What to work on:
Go over the listing below line by line and tally those containing "责令限期改正". Give only the tally.

-- Start of Records for the exercise --

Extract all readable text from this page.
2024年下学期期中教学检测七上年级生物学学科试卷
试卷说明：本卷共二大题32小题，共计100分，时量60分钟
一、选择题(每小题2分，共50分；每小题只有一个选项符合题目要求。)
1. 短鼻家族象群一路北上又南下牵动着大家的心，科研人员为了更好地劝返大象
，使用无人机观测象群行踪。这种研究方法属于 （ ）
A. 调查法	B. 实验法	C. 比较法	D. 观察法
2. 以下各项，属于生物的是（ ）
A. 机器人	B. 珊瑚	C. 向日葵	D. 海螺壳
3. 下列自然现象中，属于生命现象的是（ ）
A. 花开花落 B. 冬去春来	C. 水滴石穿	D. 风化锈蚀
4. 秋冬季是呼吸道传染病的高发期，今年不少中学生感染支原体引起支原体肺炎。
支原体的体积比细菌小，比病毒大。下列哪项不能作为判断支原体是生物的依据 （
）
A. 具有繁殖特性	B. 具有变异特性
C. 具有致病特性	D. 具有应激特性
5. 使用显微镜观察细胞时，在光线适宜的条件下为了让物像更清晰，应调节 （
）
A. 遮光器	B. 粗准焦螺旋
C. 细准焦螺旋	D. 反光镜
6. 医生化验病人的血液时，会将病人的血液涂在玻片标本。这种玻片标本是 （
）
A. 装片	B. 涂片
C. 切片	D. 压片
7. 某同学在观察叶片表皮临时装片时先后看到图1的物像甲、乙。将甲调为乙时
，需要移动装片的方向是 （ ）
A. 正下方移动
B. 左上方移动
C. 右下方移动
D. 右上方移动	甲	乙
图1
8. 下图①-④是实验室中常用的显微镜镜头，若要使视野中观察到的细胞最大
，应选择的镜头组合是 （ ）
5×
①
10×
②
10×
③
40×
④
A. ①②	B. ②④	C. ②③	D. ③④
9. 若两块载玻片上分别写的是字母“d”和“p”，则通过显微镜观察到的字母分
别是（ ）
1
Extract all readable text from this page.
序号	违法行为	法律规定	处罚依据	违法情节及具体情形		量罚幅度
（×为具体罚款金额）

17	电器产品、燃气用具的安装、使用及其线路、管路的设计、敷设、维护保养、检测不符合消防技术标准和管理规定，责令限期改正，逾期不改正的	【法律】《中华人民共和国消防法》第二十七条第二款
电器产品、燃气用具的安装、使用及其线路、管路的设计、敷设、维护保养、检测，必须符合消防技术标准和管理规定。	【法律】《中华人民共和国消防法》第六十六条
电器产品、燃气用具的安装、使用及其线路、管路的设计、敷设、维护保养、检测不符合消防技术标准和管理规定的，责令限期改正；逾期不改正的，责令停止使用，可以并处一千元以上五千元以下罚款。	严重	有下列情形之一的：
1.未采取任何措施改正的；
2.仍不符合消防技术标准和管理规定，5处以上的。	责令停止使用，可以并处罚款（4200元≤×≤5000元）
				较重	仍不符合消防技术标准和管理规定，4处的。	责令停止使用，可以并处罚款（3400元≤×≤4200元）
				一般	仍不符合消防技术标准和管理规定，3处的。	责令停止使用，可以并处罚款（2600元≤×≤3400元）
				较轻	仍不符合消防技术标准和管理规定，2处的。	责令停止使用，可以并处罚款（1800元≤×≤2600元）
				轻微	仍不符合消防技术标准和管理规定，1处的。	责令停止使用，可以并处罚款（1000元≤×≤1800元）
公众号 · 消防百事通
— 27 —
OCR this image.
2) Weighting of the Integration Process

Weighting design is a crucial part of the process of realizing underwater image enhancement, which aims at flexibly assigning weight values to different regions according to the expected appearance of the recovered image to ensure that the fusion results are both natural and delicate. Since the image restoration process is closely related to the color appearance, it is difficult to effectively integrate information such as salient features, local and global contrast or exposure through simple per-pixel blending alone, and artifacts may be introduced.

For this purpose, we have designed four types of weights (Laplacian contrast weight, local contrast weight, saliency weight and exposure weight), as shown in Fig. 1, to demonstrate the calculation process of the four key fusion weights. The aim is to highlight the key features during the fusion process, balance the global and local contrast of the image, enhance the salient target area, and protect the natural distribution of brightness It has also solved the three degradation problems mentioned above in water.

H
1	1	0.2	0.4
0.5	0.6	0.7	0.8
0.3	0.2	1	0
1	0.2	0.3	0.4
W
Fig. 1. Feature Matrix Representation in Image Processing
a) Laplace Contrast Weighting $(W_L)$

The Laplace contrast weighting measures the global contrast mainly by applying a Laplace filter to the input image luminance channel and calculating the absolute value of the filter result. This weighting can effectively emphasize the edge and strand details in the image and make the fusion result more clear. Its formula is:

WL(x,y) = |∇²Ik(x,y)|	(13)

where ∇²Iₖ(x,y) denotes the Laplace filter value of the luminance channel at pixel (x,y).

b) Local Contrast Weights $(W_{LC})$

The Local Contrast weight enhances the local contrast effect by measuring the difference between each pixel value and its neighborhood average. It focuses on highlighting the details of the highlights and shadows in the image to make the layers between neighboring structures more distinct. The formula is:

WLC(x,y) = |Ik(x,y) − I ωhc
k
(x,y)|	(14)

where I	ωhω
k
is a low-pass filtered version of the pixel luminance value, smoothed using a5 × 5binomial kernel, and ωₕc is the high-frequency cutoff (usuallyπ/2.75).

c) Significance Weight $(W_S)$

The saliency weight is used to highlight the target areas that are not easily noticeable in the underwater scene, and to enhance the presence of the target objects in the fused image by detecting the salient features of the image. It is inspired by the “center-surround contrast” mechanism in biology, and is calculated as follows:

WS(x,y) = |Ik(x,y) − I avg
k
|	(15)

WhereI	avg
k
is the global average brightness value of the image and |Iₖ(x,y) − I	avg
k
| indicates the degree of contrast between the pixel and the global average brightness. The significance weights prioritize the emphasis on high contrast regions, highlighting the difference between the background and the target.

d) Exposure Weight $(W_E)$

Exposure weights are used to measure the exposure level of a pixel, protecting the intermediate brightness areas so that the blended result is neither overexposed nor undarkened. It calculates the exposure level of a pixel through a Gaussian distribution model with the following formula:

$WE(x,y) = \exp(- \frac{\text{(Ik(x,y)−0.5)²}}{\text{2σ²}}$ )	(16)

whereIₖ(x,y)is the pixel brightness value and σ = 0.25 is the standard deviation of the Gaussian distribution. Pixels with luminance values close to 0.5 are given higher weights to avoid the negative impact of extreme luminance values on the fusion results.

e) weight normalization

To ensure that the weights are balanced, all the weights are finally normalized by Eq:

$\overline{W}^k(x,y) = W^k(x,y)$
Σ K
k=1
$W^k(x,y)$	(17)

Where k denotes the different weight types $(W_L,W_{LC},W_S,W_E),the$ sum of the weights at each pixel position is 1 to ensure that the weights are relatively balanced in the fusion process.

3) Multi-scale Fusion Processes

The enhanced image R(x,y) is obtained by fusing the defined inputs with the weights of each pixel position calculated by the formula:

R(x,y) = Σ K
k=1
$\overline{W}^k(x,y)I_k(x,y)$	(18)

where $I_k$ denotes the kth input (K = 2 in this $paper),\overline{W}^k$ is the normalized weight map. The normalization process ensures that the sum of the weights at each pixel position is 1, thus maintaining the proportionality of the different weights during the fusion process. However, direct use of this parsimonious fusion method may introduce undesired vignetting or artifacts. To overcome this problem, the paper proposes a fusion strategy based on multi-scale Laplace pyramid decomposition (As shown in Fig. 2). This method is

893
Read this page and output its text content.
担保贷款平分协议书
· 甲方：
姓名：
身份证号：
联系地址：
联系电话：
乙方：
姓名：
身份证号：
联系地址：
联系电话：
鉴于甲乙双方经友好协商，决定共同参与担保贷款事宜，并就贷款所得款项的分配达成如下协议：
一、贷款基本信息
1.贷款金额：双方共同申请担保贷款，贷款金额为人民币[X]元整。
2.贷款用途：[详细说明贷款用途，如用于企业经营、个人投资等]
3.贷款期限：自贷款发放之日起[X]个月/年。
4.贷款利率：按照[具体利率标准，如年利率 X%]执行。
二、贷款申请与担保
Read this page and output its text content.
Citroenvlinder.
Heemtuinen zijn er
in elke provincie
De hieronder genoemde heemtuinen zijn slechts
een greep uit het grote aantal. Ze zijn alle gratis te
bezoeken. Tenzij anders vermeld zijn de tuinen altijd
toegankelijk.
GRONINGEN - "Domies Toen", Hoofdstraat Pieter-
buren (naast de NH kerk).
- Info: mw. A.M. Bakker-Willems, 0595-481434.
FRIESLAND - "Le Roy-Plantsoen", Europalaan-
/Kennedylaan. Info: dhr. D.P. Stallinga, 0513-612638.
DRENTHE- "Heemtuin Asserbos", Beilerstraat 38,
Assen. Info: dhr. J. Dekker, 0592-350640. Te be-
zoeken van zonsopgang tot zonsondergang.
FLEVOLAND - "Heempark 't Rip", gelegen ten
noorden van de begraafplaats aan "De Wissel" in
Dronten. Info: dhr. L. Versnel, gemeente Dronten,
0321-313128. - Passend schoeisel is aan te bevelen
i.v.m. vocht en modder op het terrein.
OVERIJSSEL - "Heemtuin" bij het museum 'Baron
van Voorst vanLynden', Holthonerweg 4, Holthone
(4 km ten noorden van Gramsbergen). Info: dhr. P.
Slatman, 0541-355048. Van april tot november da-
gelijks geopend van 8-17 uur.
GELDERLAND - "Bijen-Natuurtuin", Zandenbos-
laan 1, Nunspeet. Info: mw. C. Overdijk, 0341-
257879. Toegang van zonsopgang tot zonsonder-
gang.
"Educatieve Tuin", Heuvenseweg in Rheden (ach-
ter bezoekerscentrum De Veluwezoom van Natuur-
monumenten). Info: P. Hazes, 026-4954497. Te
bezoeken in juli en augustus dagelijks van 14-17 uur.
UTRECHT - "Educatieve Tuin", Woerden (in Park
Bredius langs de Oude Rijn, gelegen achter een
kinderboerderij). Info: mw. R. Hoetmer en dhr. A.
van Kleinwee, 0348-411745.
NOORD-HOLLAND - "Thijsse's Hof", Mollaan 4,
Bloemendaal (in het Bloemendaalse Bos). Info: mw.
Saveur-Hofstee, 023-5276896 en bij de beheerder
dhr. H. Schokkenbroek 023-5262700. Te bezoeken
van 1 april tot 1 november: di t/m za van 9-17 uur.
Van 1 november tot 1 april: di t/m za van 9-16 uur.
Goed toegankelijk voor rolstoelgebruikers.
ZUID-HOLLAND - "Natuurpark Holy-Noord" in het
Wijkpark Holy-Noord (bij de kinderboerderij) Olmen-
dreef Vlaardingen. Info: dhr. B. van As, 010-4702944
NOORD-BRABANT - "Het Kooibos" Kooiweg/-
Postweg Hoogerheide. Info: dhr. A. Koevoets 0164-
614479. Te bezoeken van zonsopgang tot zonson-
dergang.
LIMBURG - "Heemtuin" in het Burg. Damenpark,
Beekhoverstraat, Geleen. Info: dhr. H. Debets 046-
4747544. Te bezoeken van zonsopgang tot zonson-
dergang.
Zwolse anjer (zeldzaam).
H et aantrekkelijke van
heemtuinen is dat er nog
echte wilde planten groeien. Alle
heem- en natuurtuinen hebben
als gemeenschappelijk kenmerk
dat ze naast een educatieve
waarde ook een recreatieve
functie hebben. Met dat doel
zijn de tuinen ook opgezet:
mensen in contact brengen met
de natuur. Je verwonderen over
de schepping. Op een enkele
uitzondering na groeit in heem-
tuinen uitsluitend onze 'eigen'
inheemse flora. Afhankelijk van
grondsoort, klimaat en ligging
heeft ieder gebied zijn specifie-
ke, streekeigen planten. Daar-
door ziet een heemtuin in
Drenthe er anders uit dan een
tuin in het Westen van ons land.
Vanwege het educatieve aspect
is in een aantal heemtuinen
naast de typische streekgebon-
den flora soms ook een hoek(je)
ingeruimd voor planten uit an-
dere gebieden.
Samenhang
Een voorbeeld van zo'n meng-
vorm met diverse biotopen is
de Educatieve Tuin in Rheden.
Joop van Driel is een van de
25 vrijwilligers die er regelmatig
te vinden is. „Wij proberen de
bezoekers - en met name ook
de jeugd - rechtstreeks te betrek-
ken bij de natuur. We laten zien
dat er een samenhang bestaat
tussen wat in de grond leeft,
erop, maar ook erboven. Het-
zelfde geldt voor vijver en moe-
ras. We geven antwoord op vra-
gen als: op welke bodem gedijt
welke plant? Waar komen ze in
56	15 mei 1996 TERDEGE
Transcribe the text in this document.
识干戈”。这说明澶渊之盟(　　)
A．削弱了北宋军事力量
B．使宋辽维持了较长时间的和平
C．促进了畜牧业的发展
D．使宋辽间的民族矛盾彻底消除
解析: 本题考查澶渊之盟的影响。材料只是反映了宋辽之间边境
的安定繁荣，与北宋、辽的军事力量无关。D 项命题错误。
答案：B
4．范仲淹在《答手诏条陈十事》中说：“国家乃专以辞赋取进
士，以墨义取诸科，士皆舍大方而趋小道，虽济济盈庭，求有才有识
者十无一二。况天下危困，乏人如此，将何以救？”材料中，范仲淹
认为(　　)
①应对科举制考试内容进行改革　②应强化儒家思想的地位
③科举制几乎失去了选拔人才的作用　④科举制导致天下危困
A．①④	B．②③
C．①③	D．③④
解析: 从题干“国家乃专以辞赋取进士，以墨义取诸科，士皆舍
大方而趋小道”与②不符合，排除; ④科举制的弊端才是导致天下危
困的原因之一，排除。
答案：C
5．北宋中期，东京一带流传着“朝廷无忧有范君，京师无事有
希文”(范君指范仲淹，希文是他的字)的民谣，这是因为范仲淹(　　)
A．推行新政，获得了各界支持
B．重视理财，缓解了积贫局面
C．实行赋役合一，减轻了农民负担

-- End of Records for the exercise --

Written response:
2